[Collection entries]
....................
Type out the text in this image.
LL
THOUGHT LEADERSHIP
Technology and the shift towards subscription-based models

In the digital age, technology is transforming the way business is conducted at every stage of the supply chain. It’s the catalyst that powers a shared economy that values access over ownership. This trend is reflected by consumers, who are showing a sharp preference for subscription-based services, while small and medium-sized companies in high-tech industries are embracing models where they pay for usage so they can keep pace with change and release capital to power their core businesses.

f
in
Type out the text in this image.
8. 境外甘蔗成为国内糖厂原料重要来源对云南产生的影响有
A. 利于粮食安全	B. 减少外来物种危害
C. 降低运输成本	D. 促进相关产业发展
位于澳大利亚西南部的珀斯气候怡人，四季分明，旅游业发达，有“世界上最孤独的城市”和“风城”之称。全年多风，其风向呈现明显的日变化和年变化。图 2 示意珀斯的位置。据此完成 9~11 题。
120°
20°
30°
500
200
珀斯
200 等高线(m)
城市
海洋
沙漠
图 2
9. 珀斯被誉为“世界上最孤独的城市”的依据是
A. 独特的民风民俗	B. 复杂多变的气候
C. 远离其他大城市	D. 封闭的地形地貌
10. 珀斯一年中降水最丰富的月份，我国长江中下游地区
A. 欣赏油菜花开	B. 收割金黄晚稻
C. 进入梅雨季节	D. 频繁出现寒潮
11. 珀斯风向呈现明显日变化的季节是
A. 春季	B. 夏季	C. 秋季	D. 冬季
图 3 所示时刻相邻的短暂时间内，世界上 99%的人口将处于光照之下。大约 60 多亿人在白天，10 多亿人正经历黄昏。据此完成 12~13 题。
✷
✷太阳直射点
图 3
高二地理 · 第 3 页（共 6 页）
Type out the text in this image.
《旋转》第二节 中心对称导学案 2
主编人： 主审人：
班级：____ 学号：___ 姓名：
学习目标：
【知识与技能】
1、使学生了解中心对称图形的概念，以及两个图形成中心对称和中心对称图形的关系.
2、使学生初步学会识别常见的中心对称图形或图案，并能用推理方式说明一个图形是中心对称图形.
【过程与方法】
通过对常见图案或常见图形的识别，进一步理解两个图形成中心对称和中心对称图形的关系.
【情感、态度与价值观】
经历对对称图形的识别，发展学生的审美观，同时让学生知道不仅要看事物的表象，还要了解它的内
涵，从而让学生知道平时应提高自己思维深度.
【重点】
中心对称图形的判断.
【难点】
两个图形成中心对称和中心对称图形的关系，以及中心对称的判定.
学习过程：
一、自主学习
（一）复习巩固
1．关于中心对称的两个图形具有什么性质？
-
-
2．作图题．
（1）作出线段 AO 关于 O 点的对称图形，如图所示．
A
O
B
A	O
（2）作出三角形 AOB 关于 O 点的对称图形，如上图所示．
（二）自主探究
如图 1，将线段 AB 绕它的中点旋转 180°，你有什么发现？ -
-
....................
[GOAL OF THE EXERCISE] Each entry above is to be quoted exactly.

[ANSWER TO THE EXERCISE]
Type out the text in this image.
LL
THOUGHT LEADERSHIP
Technology and the shift towards subscription-based models

In the digital age, technology is transforming the way business is conducted at every stage of the supply chain. It’s the catalyst that powers a shared economy that values access over ownership. This trend is reflected by consumers, who are showing a sharp preference for subscription-based services, while small and medium-sized companies in high-tech industries are embracing models where they pay for usage so they can keep pace with change and release capital to power their core businesses.

f
in
Type out the text in this image.
8. 境外甘蔗成为国内糖厂原料重要来源对云南产生的影响有
A. 利于粮食安全	B. 减少外来物种危害
C. 降低运输成本	D. 促进相关产业发展
位于澳大利亚西南部的珀斯气候怡人，四季分明，旅游业发达，有“世界上最孤独的城市”和“风城”之称。全年多风，其风向呈现明显的日变化和年变化。图 2 示意珀斯的位置。据此完成 9~11 题。
120°
20°
30°
500
200
珀斯
200 等高线(m)
城市
海洋
沙漠
图 2
9. 珀斯被誉为“世界上最孤独的城市”的依据是
A. 独特的民风民俗	B. 复杂多变的气候
C. 远离其他大城市	D. 封闭的地形地貌
10. 珀斯一年中降水最丰富的月份，我国长江中下游地区
A. 欣赏油菜花开	B. 收割金黄晚稻
C. 进入梅雨季节	D. 频繁出现寒潮
11. 珀斯风向呈现明显日变化的季节是
A. 春季	B. 夏季	C. 秋季	D. 冬季
图 3 所示时刻相邻的短暂时间内，世界上 99%的人口将处于光照之下。大约 60 多亿人在白天，10 多亿人正经历黄昏。据此完成 12~13 题。
✷
✷太阳直射点
图 3
高二地理 · 第 3 页（共 6 页）
Type out the text in this image.
《旋转》第二节 中心对称导学案 2
主编人： 主审人：
班级：____ 学号：___ 姓名：
学习目标：
【知识与技能】
1、使学生了解中心对称图形的概念，以及两个图形成中心对称和中心对称图形的关系.
2、使学生初步学会识别常见的中心对称图形或图案，并能用推理方式说明一个图形是中心对称图形.
【过程与方法】
通过对常见图案或常见图形的识别，进一步理解两个图形成中心对称和中心对称图形的关系.
【情感、态度与价值观】
经历对对称图形的识别，发展学生的审美观，同时让学生知道不仅要看事物的表象，还要了解它的内
涵，从而让学生知道平时应提高自己思维深度.
【重点】
中心对称图形的判断.
【难点】
两个图形成中心对称和中心对称图形的关系，以及中心对称的判定.
学习过程：
一、自主学习
（一）复习巩固
1．关于中心对称的两个图形具有什么性质？
-
-
2．作图题．
（1）作出线段 AO 关于 O 点的对称图形，如图所示．
A
O
B
A	O
（2）作出三角形 AOB 关于 O 点的对称图形，如上图所示．
（二）自主探究
如图 1，将线段 AB 绕它的中点旋转 180°，你有什么发现？ -
-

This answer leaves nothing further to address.